- **Page extract**:
════════════════
Closed bwang258 closed 6 years ago

bwang258 commented 6 years ago

Hi,

I encountered Seurat package for single-cell RNA-Seq analysis. In addition to the tutorial, I am also interested in doing K-Means clustering on my 10X Genomics single-cell RNA seq data. I noticed that there are functions associated with K-Means clustering, DoKMeans(), where I need to specify the number of clusters. Generally, we often use the elbow method and the silhouette method to determine the optimal number of clustering in K-Means clustering, I am wondering if I can do the same using Seurat. After digging around, I am not sure where to pull the data from in order to compute the Total Within Sum of Squares on each K value. Could you please enlighten me on this? Thank you so much!
════════════════
- **Things to do**:
A: Answer these questions from the Seurat post:
(i) Which Seurat function for K-Means clustering does the poster mention?
(ii) Which two methods does the poster name for finding the optimal number of clusters?
(iii) What quantity does the poster want to compute for each K value?
B: Does each statement agree with the Seurat post? Answer yes or no, and quote the words that decide it.
(i) The poster's data are 10X Genomics single-cell RNA-seq data.
(ii) DoKMeans() picks the number of clusters on its own.
(iii) The issue is still open.
C: Can you continue the Seurat post from the point where it ends?
The listing has no connection to the Seurat post.

Stored entries
════════════════
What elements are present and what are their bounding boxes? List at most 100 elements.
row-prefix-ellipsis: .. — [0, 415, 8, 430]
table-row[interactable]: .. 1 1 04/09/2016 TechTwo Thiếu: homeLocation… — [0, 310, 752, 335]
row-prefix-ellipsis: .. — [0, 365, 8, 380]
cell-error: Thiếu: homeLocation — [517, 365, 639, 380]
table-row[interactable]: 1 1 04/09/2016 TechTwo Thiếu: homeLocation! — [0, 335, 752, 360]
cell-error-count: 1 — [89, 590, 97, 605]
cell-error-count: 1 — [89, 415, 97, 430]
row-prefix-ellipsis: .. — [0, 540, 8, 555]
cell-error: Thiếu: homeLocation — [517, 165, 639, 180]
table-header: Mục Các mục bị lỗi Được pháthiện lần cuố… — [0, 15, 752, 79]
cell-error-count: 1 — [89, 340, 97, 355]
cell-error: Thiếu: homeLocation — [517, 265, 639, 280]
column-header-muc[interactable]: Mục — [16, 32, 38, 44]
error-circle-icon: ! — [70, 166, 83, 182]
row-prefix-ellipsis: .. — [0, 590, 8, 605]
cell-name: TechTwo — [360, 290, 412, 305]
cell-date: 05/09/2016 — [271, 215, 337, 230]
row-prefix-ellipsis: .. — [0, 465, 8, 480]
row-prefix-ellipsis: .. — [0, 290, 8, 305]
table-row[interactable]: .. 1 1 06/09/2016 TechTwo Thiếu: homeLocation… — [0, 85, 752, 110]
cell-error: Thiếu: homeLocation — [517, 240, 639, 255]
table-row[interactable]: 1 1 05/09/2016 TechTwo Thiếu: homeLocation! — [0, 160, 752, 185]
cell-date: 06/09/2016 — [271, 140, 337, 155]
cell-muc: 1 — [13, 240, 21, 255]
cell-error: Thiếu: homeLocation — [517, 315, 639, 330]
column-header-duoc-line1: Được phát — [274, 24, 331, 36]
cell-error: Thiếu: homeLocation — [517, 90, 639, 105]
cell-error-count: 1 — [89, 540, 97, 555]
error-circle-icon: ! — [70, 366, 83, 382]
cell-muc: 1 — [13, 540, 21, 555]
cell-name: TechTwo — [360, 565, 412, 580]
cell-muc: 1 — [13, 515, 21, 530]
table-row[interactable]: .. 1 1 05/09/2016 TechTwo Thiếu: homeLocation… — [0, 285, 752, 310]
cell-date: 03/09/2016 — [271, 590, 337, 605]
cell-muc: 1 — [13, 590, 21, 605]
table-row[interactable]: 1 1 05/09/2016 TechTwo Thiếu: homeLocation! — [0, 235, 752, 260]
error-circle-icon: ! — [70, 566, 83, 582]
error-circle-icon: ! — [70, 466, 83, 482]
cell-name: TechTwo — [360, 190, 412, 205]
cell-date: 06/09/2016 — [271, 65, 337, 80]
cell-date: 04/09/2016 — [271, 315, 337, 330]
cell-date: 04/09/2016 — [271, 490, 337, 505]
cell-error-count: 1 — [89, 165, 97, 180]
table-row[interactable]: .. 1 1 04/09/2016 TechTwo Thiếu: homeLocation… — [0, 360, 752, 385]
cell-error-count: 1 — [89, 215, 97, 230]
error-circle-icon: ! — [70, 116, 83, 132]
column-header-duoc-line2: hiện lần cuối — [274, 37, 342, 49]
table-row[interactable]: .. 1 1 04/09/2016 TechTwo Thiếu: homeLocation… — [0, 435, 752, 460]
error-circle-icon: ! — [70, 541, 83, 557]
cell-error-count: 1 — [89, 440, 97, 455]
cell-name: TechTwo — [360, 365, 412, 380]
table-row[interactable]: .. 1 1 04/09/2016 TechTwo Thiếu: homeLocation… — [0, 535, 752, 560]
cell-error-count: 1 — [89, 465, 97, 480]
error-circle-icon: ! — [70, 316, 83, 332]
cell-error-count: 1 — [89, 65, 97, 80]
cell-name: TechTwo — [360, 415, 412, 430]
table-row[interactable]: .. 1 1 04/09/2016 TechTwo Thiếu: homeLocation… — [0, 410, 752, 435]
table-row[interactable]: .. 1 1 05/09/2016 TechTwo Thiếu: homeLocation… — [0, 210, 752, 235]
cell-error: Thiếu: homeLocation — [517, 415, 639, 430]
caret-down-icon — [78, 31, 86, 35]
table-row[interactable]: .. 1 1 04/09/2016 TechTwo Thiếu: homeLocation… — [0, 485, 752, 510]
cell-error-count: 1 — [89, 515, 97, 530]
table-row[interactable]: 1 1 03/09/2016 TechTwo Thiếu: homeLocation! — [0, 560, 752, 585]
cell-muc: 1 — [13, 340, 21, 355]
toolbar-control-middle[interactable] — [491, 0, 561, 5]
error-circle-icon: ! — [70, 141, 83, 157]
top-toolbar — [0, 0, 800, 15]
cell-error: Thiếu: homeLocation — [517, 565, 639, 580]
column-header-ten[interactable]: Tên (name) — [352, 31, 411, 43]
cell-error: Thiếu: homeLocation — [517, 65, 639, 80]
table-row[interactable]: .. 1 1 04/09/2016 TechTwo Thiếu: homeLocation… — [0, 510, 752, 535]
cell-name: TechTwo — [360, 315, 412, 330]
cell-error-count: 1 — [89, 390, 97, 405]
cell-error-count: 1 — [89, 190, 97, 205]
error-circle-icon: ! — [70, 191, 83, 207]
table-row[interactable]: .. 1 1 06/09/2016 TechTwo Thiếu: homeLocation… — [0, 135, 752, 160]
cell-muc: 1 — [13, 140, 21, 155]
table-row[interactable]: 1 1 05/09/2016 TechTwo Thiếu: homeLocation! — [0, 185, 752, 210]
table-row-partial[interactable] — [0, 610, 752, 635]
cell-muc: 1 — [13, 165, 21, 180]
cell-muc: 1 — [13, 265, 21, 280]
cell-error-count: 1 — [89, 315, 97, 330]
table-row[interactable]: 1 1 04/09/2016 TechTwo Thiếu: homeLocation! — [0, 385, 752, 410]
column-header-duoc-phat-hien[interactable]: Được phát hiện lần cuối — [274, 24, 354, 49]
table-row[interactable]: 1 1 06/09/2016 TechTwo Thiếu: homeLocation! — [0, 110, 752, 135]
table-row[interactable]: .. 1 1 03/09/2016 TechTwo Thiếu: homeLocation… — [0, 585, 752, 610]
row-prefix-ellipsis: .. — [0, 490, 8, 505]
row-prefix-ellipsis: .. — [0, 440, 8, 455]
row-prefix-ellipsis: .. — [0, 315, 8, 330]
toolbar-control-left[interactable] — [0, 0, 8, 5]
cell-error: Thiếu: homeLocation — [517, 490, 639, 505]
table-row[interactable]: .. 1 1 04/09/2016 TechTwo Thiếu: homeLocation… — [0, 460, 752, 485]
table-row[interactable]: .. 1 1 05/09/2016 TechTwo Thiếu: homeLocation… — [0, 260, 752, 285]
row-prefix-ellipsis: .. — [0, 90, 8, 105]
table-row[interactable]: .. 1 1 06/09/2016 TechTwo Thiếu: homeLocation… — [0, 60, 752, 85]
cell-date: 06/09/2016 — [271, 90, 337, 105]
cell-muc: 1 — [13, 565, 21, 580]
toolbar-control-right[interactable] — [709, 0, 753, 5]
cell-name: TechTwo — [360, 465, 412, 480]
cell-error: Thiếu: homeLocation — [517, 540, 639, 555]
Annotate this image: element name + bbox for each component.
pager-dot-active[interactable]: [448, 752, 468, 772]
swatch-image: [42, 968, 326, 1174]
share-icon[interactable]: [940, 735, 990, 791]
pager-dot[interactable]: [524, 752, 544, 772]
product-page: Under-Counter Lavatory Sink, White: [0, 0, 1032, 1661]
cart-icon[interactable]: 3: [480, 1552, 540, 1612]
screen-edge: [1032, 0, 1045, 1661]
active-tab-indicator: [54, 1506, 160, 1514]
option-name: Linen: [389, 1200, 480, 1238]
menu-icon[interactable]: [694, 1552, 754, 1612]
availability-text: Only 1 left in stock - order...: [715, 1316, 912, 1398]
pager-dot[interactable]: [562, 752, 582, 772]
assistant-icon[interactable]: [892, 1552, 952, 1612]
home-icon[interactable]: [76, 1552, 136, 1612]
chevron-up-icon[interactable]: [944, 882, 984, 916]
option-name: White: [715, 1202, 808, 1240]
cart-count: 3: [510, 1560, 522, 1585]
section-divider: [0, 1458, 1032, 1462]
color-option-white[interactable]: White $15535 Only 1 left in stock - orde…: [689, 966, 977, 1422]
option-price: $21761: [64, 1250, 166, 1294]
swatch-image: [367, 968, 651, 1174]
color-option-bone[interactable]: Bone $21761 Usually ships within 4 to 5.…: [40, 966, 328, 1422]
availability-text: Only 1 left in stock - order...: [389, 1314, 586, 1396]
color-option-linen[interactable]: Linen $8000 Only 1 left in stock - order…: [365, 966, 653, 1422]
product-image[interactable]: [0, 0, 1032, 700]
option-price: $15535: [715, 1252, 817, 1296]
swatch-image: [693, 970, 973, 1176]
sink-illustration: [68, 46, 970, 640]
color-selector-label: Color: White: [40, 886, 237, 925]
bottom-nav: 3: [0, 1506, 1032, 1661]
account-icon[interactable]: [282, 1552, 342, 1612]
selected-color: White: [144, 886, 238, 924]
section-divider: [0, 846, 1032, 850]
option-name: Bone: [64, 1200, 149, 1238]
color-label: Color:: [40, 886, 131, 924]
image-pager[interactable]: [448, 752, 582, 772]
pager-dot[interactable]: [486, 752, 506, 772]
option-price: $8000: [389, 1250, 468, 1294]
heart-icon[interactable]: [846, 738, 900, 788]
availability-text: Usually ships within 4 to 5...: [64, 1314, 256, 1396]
════════════════
- **Task answers**:
A:
(i) DoKMeans()
(ii) The elbow method and the silhouette method
(iii) The Total Within Sum of Squares

B:
(i) Yes: "my 10X Genomics single-cell RNA seq data"
(ii) No: "where I need to specify the number of clusters"
(iii) No: "bwang258 closed 6 years ago"

C:
BC

bwang258 commented 6 years ago

Hi,

I just figured it out. Obviously, the Total Within Sum of Squares is in the data, as data@kmeans@cell.keams.obj$tot.withinss or data@kmeans@cell.keams.obj$tot.withinss, depending on if the K-means clustering is centered on genes or cells. Sorry for not digging deep enough before posting.

denvercal1234GitHub commented 3 years ago

@bwang258 - Thank you for your post! Would it be possible if you could provide the code on how you do it with the Seurat objects for the silhouette method? Thank you again!!